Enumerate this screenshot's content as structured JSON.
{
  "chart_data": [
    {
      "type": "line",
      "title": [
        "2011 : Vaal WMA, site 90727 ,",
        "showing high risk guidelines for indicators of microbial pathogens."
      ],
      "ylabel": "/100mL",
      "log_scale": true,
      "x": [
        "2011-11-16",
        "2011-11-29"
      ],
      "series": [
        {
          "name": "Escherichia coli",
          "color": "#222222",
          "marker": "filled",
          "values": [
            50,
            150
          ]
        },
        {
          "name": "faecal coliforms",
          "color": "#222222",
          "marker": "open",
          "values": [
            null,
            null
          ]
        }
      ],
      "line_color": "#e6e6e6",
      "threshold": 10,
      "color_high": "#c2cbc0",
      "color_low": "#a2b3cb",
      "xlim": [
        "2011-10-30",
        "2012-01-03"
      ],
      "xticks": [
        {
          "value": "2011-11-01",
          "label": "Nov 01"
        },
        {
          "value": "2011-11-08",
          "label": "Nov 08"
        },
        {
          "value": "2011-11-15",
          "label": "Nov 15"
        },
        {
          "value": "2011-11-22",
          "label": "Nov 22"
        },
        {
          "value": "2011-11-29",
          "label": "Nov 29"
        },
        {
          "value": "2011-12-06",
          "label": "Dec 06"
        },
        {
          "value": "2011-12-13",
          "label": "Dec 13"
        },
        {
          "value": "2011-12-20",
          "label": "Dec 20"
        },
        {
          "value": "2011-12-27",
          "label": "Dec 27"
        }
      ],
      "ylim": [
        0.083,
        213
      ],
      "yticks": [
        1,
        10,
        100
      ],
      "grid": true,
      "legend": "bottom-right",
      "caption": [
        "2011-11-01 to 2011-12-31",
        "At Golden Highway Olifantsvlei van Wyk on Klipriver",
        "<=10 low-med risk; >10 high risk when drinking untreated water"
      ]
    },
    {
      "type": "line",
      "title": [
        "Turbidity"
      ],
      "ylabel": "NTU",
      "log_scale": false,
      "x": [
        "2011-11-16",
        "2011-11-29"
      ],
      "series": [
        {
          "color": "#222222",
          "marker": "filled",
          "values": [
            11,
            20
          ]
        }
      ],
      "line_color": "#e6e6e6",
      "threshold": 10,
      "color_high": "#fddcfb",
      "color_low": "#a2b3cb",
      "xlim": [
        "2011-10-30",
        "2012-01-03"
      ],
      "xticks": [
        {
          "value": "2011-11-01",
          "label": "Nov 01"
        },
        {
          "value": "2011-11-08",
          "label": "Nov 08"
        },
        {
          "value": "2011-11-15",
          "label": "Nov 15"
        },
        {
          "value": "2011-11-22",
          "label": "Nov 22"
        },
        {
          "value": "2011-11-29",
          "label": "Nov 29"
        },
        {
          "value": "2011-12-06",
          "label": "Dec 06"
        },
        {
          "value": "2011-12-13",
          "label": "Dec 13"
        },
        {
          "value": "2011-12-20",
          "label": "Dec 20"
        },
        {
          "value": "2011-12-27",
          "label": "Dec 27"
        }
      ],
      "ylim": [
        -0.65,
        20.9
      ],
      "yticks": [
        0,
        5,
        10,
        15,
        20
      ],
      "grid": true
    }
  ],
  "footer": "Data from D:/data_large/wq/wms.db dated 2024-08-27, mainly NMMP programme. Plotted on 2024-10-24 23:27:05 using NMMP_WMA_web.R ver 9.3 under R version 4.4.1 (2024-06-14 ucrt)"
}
- - -
*What you have to do*: Could you reproduce every record exactly as shown above?

*Exercise response*:
Enumerate this screenshot's content as structured JSON.
{
  "chart_data": [
    {
      "type": "line",
      "title": [
        "2011 : Vaal WMA, site 90727 ,",
        "showing high risk guidelines for indicators of microbial pathogens."
      ],
      "ylabel": "/100mL",
      "log_scale": true,
      "x": [
        "2011-11-16",
        "2011-11-29"
      ],
      "series": [
        {
          "name": "Escherichia coli",
          "color": "#222222",
          "marker": "filled",
          "values": [
            50,
            150
          ]
        },
        {
          "name": "faecal coliforms",
          "color": "#222222",
          "marker": "open",
          "values": [
            null,
            null
          ]
        }
      ],
      "line_color": "#e6e6e6",
      "threshold": 10,
      "color_high": "#c2cbc0",
      "color_low": "#a2b3cb",
      "xlim": [
        "2011-10-30",
        "2012-01-03"
      ],
      "xticks": [
        {
          "value": "2011-11-01",
          "label": "Nov 01"
        },
        {
          "value": "2011-11-08",
          "label": "Nov 08"
        },
        {
          "value": "2011-11-15",
          "label": "Nov 15"
        },
        {
          "value": "2011-11-22",
          "label": "Nov 22"
        },
        {
          "value": "2011-11-29",
          "label": "Nov 29"
        },
        {
          "value": "2011-12-06",
          "label": "Dec 06"
        },
        {
          "value": "2011-12-13",
          "label": "Dec 13"
        },
        {
          "value": "2011-12-20",
          "label": "Dec 20"
        },
        {
          "value": "2011-12-27",
          "label": "Dec 27"
        }
      ],
      "ylim": [
        0.083,
        213
      ],
      "yticks": [
        1,
        10,
        100
      ],
      "grid": true,
      "legend": "bottom-right",
      "caption": [
        "2011-11-01 to 2011-12-31",
        "At Golden Highway Olifantsvlei van Wyk on Klipriver",
        "<=10 low-med risk; >10 high risk when drinking untreated water"
      ]
    },
    {
      "type": "line",
      "title": [
        "Turbidity"
      ],
      "ylabel": "NTU",
      "log_scale": false,
      "x": [
        "2011-11-16",
        "2011-11-29"
      ],
      "series": [
        {
          "color": "#222222",
          "marker": "filled",
          "values": [
            11,
            20
          ]
        }
      ],
      "line_color": "#e6e6e6",
      "threshold": 10,
      "color_high": "#fddcfb",
      "color_low": "#a2b3cb",
      "xlim": [
        "2011-10-30",
        "2012-01-03"
      ],
      "xticks": [
        {
          "value": "2011-11-01",
          "label": "Nov 01"
        },
        {
          "value": "2011-11-08",
          "label": "Nov 08"
        },
        {
          "value": "2011-11-15",
          "label": "Nov 15"
        },
        {
          "value": "2011-11-22",
          "label": "Nov 22"
        },
        {
          "value": "2011-11-29",
          "label": "Nov 29"
        },
        {
          "value": "2011-12-06",
          "label": "Dec 06"
        },
        {
          "value": "2011-12-13",
          "label": "Dec 13"
        },
        {
          "value": "2011-12-20",
          "label": "Dec 20"
        },
        {
          "value": "2011-12-27",
          "label": "Dec 27"
        }
      ],
      "ylim": [
        -0.65,
        20.9
      ],
      "yticks": [
        0,
        5,
        10,
        15,
        20
      ],
      "grid": true
    }
  ],
  "footer": "Data from D:/data_large/wq/wms.db dated 2024-08-27, mainly NMMP programme. Plotted on 2024-10-24 23:27:05 using NMMP_WMA_web.R ver 9.3 under R version 4.4.1 (2024-06-14 ucrt)"
}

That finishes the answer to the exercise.